Text excerpt –
☆ ☆ ☆
The Mismanagement Years

The crisis that ended Bishop did not begin with a demographic chart; it began in its own administration. In the late 1970s, President Milton K. Curry Jr. — who had led the college since 1952 and through the move to Dallas — and two administrators were indicted on federal charges connected to the misuse of more than three million dollars in federal money, including student-aid funds. Curry was acquitted in 1980, and the legal record never resolved into the simple story of a stolen college; what it left instead was a governance the American Association of University Professors had already seen fit to censure and a management whose competence and integrity were, fairly or not, in permanent question. For a college whose revenue depended on federal aid flowing cleanly through its books, suspicion alone was corrosive.
☆ ☆ ☆
Listed records –

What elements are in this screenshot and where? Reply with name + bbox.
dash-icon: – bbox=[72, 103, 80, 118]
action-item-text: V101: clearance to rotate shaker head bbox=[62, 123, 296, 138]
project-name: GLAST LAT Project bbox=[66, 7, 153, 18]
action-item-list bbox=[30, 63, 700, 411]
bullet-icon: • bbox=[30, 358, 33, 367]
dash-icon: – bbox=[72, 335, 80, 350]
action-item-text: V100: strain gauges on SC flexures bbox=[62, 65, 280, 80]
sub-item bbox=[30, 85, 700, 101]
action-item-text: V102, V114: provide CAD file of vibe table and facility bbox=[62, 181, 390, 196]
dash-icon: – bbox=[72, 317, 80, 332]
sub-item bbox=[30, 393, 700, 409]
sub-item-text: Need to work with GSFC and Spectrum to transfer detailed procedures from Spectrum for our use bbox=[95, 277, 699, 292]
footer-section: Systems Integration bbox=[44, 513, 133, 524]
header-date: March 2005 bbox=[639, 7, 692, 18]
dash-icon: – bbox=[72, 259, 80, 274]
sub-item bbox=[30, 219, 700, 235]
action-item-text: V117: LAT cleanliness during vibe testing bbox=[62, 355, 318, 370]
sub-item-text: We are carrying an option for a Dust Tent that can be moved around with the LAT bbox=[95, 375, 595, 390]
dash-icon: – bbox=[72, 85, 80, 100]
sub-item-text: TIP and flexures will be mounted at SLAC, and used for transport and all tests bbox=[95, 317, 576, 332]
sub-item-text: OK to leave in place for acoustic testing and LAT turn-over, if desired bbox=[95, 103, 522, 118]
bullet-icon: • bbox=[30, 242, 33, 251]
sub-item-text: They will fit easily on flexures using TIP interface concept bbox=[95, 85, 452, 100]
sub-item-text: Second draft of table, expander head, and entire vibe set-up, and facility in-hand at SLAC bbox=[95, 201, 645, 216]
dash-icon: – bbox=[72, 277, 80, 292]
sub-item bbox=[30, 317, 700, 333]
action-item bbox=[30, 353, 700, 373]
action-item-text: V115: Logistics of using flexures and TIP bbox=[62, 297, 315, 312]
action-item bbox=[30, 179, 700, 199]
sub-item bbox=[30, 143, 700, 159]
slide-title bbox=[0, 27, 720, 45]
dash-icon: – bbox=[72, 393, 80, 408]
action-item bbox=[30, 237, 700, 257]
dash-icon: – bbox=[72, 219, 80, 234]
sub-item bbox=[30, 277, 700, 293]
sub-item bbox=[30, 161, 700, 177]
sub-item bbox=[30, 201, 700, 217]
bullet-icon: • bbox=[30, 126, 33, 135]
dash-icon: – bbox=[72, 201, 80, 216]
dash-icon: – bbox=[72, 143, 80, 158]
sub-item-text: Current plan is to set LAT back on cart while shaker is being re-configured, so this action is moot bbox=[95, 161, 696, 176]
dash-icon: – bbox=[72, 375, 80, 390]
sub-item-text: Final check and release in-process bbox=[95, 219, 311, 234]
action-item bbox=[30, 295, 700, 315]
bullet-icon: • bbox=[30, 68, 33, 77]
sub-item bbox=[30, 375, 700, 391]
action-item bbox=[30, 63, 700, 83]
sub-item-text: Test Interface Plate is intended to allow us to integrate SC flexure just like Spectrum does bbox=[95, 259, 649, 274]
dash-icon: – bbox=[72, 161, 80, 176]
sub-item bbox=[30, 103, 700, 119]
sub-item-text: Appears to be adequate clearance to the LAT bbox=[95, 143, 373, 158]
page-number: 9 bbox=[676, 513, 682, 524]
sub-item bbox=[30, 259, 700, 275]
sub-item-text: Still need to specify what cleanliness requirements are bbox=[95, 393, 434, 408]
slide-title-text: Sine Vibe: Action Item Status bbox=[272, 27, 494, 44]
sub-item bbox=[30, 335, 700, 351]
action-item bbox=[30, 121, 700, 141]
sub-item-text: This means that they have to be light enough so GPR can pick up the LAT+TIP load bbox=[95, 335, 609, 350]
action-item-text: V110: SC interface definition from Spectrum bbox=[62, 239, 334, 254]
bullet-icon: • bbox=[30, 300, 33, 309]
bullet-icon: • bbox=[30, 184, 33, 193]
☆ ☆ ☆
Work required – List every year or span of time mentioned in the excerpt about Bishop's mismanagement years.

Exercise solution –
- 1952
- the late 1970s
- 1980